─── Text excerpt
# Hoover blue cats



## Brownfish89 (Feb 27, 2012)

Doing verry well and feeding heavy







a16.11 And a 11.12







. Fresh cut shad was the bait. Caught next to creek channles


----------



## canoe carp killer (Apr 2, 2014)

That's awesome! I've all but given up on Hoover lol. I've never done any good there for anything


----------



## acklac7 (May 31, 2004)

Not awesome, incredible. That first one is a HOG.

Keep those Blue reports coming. Love to see they're doing so well.


----------



## RiparianRanger (Nov 18, 2015)

That first one is only a sixteen handle? Would've guessed bigger


----------



## kfi (Nov 11, 2013)

Nice report. Awesome pics. Great to see the cats doing well in Hoover.


----------



## MDBuckeye (Sep 29, 2009)

Nice and fat. Those things will continue to gorge on shad and grow. 5 years and they will be monsters.


----------



## Brownfish89 (Feb 27, 2012)

Here is one from last fall my grandson cAught 20 lb


----------



## reyangelo (May 28, 2014)
──────
─── Information provided
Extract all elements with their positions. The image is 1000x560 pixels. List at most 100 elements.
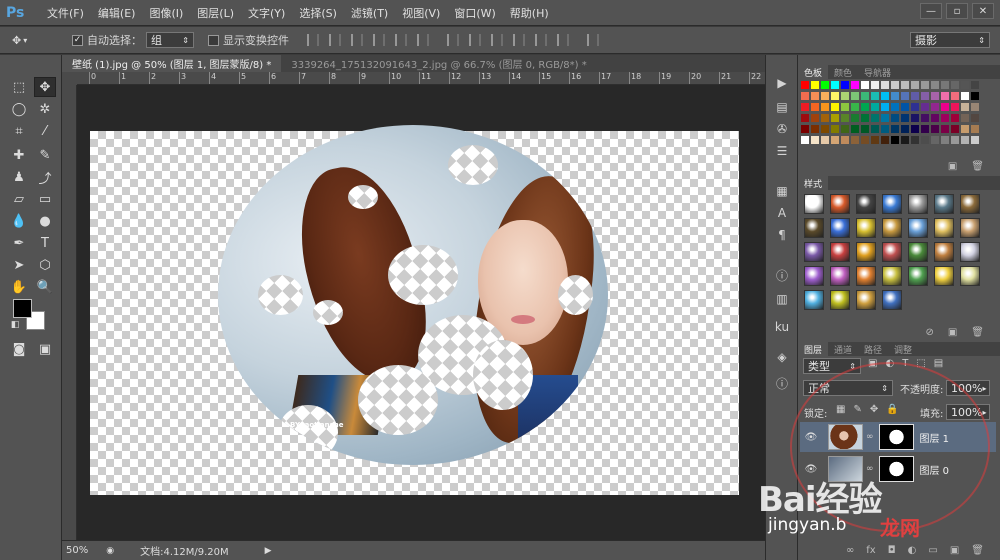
──────
▸ Aim of the task: Reproduce the Hoover blue cats forum thread above in full, word for word.

▸ Task output:
# Hoover blue cats



## Brownfish89 (Feb 27, 2012)

Doing verry well and feeding heavy







a16.11 And a 11.12







. Fresh cut shad was the bait. Caught next to creek channles


----------



## canoe carp killer (Apr 2, 2014)

That's awesome! I've all but given up on Hoover lol. I've never done any good there for anything


----------



## acklac7 (May 31, 2004)

Not awesome, incredible. That first one is a HOG.

Keep those Blue reports coming. Love to see they're doing so well.


----------



## RiparianRanger (Nov 18, 2015)

That first one is only a sixteen handle? Would've guessed bigger


----------



## kfi (Nov 11, 2013)

Nice report. Awesome pics. Great to see the cats doing well in Hoover.


----------



## MDBuckeye (Sep 29, 2009)

Nice and fat. Those things will continue to gorge on shad and grow. 5 years and they will be monsters.


----------



## Brownfish89 (Feb 27, 2012)

Here is one from last fall my grandson cAught 20 lb


----------



## reyangelo (May 28, 2014)